▶ [Exercise goal]:
In the paper summary on orthonormal polynomials, what basis is given for regarding the conjecture about non-symmetric polynomial families as likely true?

▶ [Passage for review]:
Asymptotic behaviour of some families of orthonormal polynomials and an associated Hilbert space

TL;DR

This paper characterizes the asymptotic behavior of certain symmetric orthonormal polynomial families, explores their implications in a Hilbert space, and proposes a conjecture for non-symmetric cases supported by numerical evidence.

Contribution

It provides a detailed analysis of asymptotic properties of specific orthonormal polynomial families and their impact on the orthogonality of exponential functions in associated Hilbert spaces.

Findings

Symmetric orthonormal polynomials with specific recursion coefficients exhibit particular asymptotic behaviors.

In the related Hilbert space, exponential functions of different frequencies are mutually orthogonal.

Numerical tests support a conjecture about non-symmetric orthonormal polynomial families.

Abstract

We characterise asymptotic behaviour of families of symmetric orthonormal polynomials whose recursion coefficients satisfy certain conditions, satisfied for example by the (normalised) Hermite polynomials. More generally, these conditions are satisfied by the recursion coefficients of the form $c(n+1)^p$ for $0<p<1$ and $c>0$, as well as by recursion coefficients which correspond to polynomials orthonormal with respect to the exponential weight $W(x)=\exp(-|x|^\beta)$ for $\beta>1$. We use these results to show that, in a Hilbert space defined in a natural way by such a family of orthonormal polynomials, every two complex exponentials $e_{\omega}(t)={e}^{i \omega t}$ and $e_{\sigma}(t)={e}^{i \sigma t}$ of distinct frequencies $\omega,\sigma$ are mutually orthogonal. We finally formulate a surprising conjecture for the corresponding families of non-symmetric orthonormal polynomials; extensive numerical tests indicate that such a conjecture appears to be true.

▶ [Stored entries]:
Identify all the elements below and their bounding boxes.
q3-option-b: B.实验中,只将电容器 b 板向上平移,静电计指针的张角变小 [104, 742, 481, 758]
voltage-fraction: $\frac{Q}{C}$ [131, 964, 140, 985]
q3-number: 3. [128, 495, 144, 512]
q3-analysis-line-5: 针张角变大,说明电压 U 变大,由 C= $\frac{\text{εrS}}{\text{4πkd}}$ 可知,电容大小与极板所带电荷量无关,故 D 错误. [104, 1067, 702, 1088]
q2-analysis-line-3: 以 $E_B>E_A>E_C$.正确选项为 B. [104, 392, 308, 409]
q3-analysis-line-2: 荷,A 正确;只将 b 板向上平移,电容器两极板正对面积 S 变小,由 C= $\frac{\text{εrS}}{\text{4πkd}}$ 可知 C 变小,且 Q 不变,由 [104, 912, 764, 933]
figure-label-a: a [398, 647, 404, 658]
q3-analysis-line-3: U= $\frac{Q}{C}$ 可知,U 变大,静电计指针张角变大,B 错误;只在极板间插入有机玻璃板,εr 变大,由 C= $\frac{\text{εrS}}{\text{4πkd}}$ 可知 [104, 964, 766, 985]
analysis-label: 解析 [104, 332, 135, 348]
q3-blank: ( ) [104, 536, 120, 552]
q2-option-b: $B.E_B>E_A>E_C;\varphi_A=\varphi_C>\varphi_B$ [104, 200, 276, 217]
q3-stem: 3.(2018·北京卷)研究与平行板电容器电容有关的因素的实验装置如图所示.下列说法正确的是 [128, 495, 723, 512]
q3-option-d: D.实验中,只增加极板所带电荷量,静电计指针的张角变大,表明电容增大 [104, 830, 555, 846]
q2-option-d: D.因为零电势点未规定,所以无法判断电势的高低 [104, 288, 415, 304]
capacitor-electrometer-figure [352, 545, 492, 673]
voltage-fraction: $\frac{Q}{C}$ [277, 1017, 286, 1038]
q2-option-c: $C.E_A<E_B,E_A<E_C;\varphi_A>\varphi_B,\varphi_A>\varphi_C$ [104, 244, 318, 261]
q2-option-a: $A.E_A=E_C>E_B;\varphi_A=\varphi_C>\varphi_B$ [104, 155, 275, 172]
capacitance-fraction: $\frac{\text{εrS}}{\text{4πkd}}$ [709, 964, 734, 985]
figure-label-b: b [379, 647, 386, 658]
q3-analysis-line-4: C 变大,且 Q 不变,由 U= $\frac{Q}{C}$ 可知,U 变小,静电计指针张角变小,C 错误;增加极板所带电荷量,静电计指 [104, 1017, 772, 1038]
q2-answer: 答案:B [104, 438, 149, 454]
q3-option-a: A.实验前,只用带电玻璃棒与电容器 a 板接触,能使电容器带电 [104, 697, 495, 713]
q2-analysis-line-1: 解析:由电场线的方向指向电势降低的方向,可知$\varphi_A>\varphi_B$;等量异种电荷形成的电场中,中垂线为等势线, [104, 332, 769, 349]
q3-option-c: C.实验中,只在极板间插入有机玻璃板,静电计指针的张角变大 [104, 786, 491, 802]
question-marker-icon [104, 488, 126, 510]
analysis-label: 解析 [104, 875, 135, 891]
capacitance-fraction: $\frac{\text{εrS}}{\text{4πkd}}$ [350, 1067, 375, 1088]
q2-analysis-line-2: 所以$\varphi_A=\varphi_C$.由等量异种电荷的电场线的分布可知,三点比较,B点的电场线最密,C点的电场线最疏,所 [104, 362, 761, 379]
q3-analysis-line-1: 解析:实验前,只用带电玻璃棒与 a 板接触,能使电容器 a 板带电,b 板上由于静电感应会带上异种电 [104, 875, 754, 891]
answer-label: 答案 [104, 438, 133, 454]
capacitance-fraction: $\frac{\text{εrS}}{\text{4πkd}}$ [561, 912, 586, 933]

▶ [The completed task]:
The conjecture is supported by numerical evidence: extensive numerical tests indicate that it appears to be true.